**Goal of the exercise**
Check each line of the material below, and copy it if it holds the string "Mastery".

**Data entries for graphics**
+ + + + +
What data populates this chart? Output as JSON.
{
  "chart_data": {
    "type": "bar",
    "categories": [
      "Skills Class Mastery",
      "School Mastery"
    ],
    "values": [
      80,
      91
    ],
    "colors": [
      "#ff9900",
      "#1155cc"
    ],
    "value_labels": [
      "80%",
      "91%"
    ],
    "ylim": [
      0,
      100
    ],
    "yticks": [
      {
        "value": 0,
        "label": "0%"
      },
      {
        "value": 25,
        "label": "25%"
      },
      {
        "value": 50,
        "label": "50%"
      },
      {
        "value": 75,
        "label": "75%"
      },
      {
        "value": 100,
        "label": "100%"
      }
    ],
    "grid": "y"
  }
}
+ + + + +
**Worked solution**
      "Skills Class Mastery",
      "School Mastery"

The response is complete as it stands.